### Work instructions
Find all lines in the listing that include the word "step", then copy them.

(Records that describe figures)
□ □ □ □ □
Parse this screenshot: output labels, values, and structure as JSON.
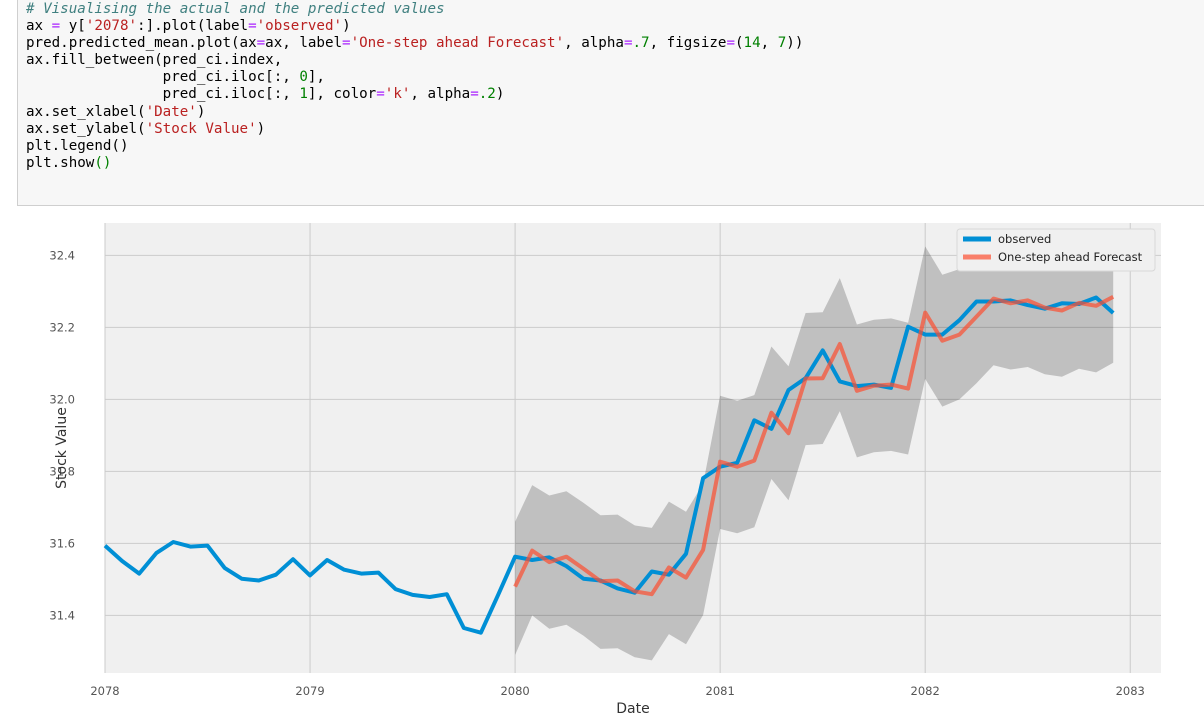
{
  "code_cell": {
    "lines": [
      [
        {
          "t": "# Visualising the actual and the predicted values",
          "c": "comment"
        }
      ],
      [
        {
          "t": "ax ",
          "c": "plain"
        },
        {
          "t": "=",
          "c": "op"
        },
        {
          "t": " y[",
          "c": "plain"
        },
        {
          "t": "'2078'",
          "c": "string"
        },
        {
          "t": ":].plot(label",
          "c": "plain"
        },
        {
          "t": "=",
          "c": "op"
        },
        {
          "t": "'observed'",
          "c": "string"
        },
        {
          "t": ")",
          "c": "plain"
        }
      ],
      [
        {
          "t": "pred.predicted_mean.plot(ax",
          "c": "plain"
        },
        {
          "t": "=",
          "c": "op"
        },
        {
          "t": "ax, label",
          "c": "plain"
        },
        {
          "t": "=",
          "c": "op"
        },
        {
          "t": "'One-step ahead Forecast'",
          "c": "string"
        },
        {
          "t": ", alpha",
          "c": "plain"
        },
        {
          "t": "=",
          "c": "op"
        },
        {
          "t": ".7",
          "c": "num"
        },
        {
          "t": ", figsize",
          "c": "plain"
        },
        {
          "t": "=",
          "c": "op"
        },
        {
          "t": "(",
          "c": "plain"
        },
        {
          "t": "14",
          "c": "num"
        },
        {
          "t": ", ",
          "c": "plain"
        },
        {
          "t": "7",
          "c": "num"
        },
        {
          "t": "))",
          "c": "plain"
        }
      ],
      [
        {
          "t": "ax.fill_between(pred_ci.index,",
          "c": "plain"
        }
      ],
      [
        {
          "t": "                pred_ci.iloc[:, ",
          "c": "plain"
        },
        {
          "t": "0",
          "c": "num"
        },
        {
          "t": "],",
          "c": "plain"
        }
      ],
      [
        {
          "t": "                pred_ci.iloc[:, ",
          "c": "plain"
        },
        {
          "t": "1",
          "c": "num"
        },
        {
          "t": "], color",
          "c": "plain"
        },
        {
          "t": "=",
          "c": "op"
        },
        {
          "t": "'k'",
          "c": "string"
        },
        {
          "t": ", alpha",
          "c": "plain"
        },
        {
          "t": "=",
          "c": "op"
        },
        {
          "t": ".2",
          "c": "num"
        },
        {
          "t": ")",
          "c": "plain"
        }
      ],
      [
        {
          "t": "ax.set_xlabel(",
          "c": "plain"
        },
        {
          "t": "'Date'",
          "c": "string"
        },
        {
          "t": ")",
          "c": "plain"
        }
      ],
      [
        {
          "t": "ax.set_ylabel(",
          "c": "plain"
        },
        {
          "t": "'Stock Value'",
          "c": "string"
        },
        {
          "t": ")",
          "c": "plain"
        }
      ],
      [
        {
          "t": "plt.legend()",
          "c": "plain"
        }
      ],
      [
        {
          "t": "plt.show",
          "c": "plain"
        },
        {
          "t": "()",
          "c": "num"
        }
      ]
    ]
  },
  "colors": {
    "observed": "#008fd5",
    "forecast": "#fc4f30",
    "ci_fill": "#000000",
    "plot_bg": "#f0f0f0",
    "grid": "#cbcbcb"
  },
  "chart_data": {
    "type": "line",
    "title": "",
    "xlabel": "Date",
    "ylabel": "Stock Value",
    "xlim": [
      2078.0,
      2083.15
    ],
    "ylim": [
      31.24,
      32.49
    ],
    "x_ticks": [
      2078,
      2079,
      2080,
      2081,
      2082,
      2083
    ],
    "x_tick_labels": [
      "2078",
      "2079",
      "2080",
      "2081",
      "2082",
      "2083"
    ],
    "y_ticks": [
      31.4,
      31.6,
      31.8,
      32.0,
      32.2,
      32.4
    ],
    "y_tick_labels": [
      "31.4",
      "31.6",
      "31.8",
      "32.0",
      "32.2",
      "32.4"
    ],
    "grid": true,
    "legend_position": "top-right",
    "series": [
      {
        "name": "observed",
        "x": [
          2078.0,
          2078.0833,
          2078.1667,
          2078.25,
          2078.3333,
          2078.4167,
          2078.5,
          2078.5833,
          2078.6667,
          2078.75,
          2078.8333,
          2078.9167,
          2079.0,
          2079.0833,
          2079.1667,
          2079.25,
          2079.3333,
          2079.4167,
          2079.5,
          2079.5833,
          2079.6667,
          2079.75,
          2079.8333,
          2079.9167,
          2080.0,
          2080.0833,
          2080.1667,
          2080.25,
          2080.3333,
          2080.4167,
          2080.5,
          2080.5833,
          2080.6667,
          2080.75,
          2080.8333,
          2080.9167,
          2081.0,
          2081.0833,
          2081.1667,
          2081.25,
          2081.3333,
          2081.4167,
          2081.5,
          2081.5833,
          2081.6667,
          2081.75,
          2081.8333,
          2081.9167,
          2082.0,
          2082.0833,
          2082.1667,
          2082.25,
          2082.3333,
          2082.4167,
          2082.5,
          2082.5833,
          2082.6667,
          2082.75,
          2082.8333,
          2082.9167
        ],
        "values": [
          31.594,
          31.551,
          31.516,
          31.573,
          31.604,
          31.591,
          31.594,
          31.532,
          31.502,
          31.497,
          31.513,
          31.556,
          31.511,
          31.554,
          31.527,
          31.516,
          31.519,
          31.473,
          31.457,
          31.451,
          31.459,
          31.365,
          31.352,
          31.456,
          31.563,
          31.554,
          31.561,
          31.537,
          31.502,
          31.497,
          31.475,
          31.463,
          31.522,
          31.513,
          31.571,
          31.781,
          31.813,
          31.824,
          31.942,
          31.918,
          32.026,
          32.059,
          32.136,
          32.05,
          32.037,
          32.041,
          32.032,
          32.202,
          32.18,
          32.18,
          32.22,
          32.272,
          32.272,
          32.275,
          32.262,
          32.252,
          32.267,
          32.265,
          32.283,
          32.24
        ]
      },
      {
        "name": "One-step ahead Forecast",
        "x": [
          2080.0,
          2080.0833,
          2080.1667,
          2080.25,
          2080.3333,
          2080.4167,
          2080.5,
          2080.5833,
          2080.6667,
          2080.75,
          2080.8333,
          2080.9167,
          2081.0,
          2081.0833,
          2081.1667,
          2081.25,
          2081.3333,
          2081.4167,
          2081.5,
          2081.5833,
          2081.6667,
          2081.75,
          2081.8333,
          2081.9167,
          2082.0,
          2082.0833,
          2082.1667,
          2082.25,
          2082.3333,
          2082.4167,
          2082.5,
          2082.5833,
          2082.6667,
          2082.75,
          2082.8333,
          2082.9167
        ],
        "values": [
          31.48,
          31.58,
          31.548,
          31.563,
          31.53,
          31.495,
          31.497,
          31.467,
          31.459,
          31.533,
          31.505,
          31.582,
          31.827,
          31.813,
          31.83,
          31.963,
          31.906,
          32.058,
          32.059,
          32.154,
          32.024,
          32.038,
          32.041,
          32.03,
          32.241,
          32.163,
          32.18,
          32.23,
          32.28,
          32.267,
          32.275,
          32.255,
          32.247,
          32.268,
          32.26,
          32.285
        ]
      }
    ],
    "confidence_interval": {
      "x": [
        2080.0,
        2080.0833,
        2080.1667,
        2080.25,
        2080.3333,
        2080.4167,
        2080.5,
        2080.5833,
        2080.6667,
        2080.75,
        2080.8333,
        2080.9167,
        2081.0,
        2081.0833,
        2081.1667,
        2081.25,
        2081.3333,
        2081.4167,
        2081.5,
        2081.5833,
        2081.6667,
        2081.75,
        2081.8333,
        2081.9167,
        2082.0,
        2082.0833,
        2082.1667,
        2082.25,
        2082.3333,
        2082.4167,
        2082.5,
        2082.5833,
        2082.6667,
        2082.75,
        2082.8333,
        2082.9167
      ],
      "lower": [
        31.29,
        31.4,
        31.363,
        31.374,
        31.344,
        31.307,
        31.309,
        31.284,
        31.275,
        31.348,
        31.32,
        31.401,
        31.64,
        31.628,
        31.645,
        31.779,
        31.72,
        31.873,
        31.876,
        31.967,
        31.839,
        31.853,
        31.857,
        31.847,
        32.057,
        31.98,
        32.0,
        32.045,
        32.095,
        32.083,
        32.09,
        32.07,
        32.063,
        32.085,
        32.075,
        32.102
      ],
      "upper": [
        31.66,
        31.762,
        31.733,
        31.745,
        31.713,
        31.678,
        31.68,
        31.65,
        31.643,
        31.716,
        31.688,
        31.765,
        32.01,
        31.996,
        32.012,
        32.147,
        32.092,
        32.24,
        32.242,
        32.337,
        32.208,
        32.221,
        32.225,
        32.213,
        32.425,
        32.346,
        32.362,
        32.413,
        32.463,
        32.45,
        32.458,
        32.438,
        32.431,
        32.452,
        32.445,
        32.468
      ]
    }
  }
}
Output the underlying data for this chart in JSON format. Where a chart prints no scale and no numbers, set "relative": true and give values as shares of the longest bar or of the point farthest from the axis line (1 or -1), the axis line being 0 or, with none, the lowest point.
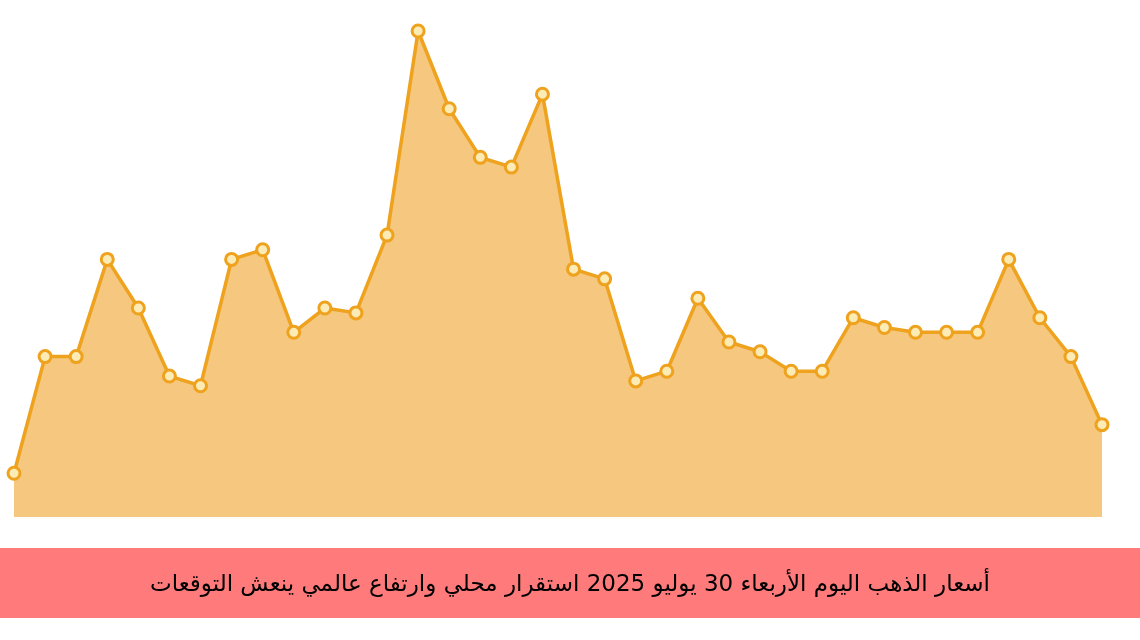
□ □ □ □ □
### Task output
          "t": "'One-step ahead Forecast'",
        "name": "One-step ahead Forecast",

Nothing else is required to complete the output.